Aim: Every record below should be printed exactly as it appears.

[Stored data entries]
◆ ◆ ◆

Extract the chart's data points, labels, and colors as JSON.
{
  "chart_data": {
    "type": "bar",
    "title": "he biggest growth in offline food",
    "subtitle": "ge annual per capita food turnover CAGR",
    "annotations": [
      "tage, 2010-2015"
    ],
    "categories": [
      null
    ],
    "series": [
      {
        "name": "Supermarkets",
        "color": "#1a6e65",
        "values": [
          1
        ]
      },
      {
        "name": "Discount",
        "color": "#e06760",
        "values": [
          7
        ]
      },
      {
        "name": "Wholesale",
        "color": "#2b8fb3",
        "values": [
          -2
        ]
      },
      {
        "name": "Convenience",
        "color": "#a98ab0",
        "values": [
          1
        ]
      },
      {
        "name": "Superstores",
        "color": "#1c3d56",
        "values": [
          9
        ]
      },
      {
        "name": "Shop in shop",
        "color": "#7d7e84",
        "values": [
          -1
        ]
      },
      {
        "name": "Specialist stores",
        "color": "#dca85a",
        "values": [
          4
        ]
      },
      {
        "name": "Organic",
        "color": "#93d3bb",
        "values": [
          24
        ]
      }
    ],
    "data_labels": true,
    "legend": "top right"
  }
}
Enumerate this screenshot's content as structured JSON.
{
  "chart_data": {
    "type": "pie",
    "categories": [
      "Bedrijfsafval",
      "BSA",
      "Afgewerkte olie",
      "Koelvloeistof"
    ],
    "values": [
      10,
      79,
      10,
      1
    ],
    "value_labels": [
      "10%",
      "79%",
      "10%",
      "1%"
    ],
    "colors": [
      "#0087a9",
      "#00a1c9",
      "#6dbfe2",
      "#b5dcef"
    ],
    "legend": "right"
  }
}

◆ ◆ ◆

Result below:
Extract the chart's data points, labels, and colors as JSON.
{
  "chart_data": {
    "type": "bar",
    "title": "he biggest growth in offline food",
    "subtitle": "ge annual per capita food turnover CAGR",
    "annotations": [
      "tage, 2010-2015"
    ],
    "categories": [
      null
    ],
    "series": [
      {
        "name": "Supermarkets",
        "color": "#1a6e65",
        "values": [
          1
        ]
      },
      {
        "name": "Discount",
        "color": "#e06760",
        "values": [
          7
        ]
      },
      {
        "name": "Wholesale",
        "color": "#2b8fb3",
        "values": [
          -2
        ]
      },
      {
        "name": "Convenience",
        "color": "#a98ab0",
        "values": [
          1
        ]
      },
      {
        "name": "Superstores",
        "color": "#1c3d56",
        "values": [
          9
        ]
      },
      {
        "name": "Shop in shop",
        "color": "#7d7e84",
        "values": [
          -1
        ]
      },
      {
        "name": "Specialist stores",
        "color": "#dca85a",
        "values": [
          4
        ]
      },
      {
        "name": "Organic",
        "color": "#93d3bb",
        "values": [
          24
        ]
      }
    ],
    "data_labels": true,
    "legend": "top right"
  }
}
Enumerate this screenshot's content as structured JSON.
{
  "chart_data": {
    "type": "pie",
    "categories": [
      "Bedrijfsafval",
      "BSA",
      "Afgewerkte olie",
      "Koelvloeistof"
    ],
    "values": [
      10,
      79,
      10,
      1
    ],
    "value_labels": [
      "10%",
      "79%",
      "10%",
      "1%"
    ],
    "colors": [
      "#0087a9",
      "#00a1c9",
      "#6dbfe2",
      "#b5dcef"
    ],
    "legend": "right"
  }
}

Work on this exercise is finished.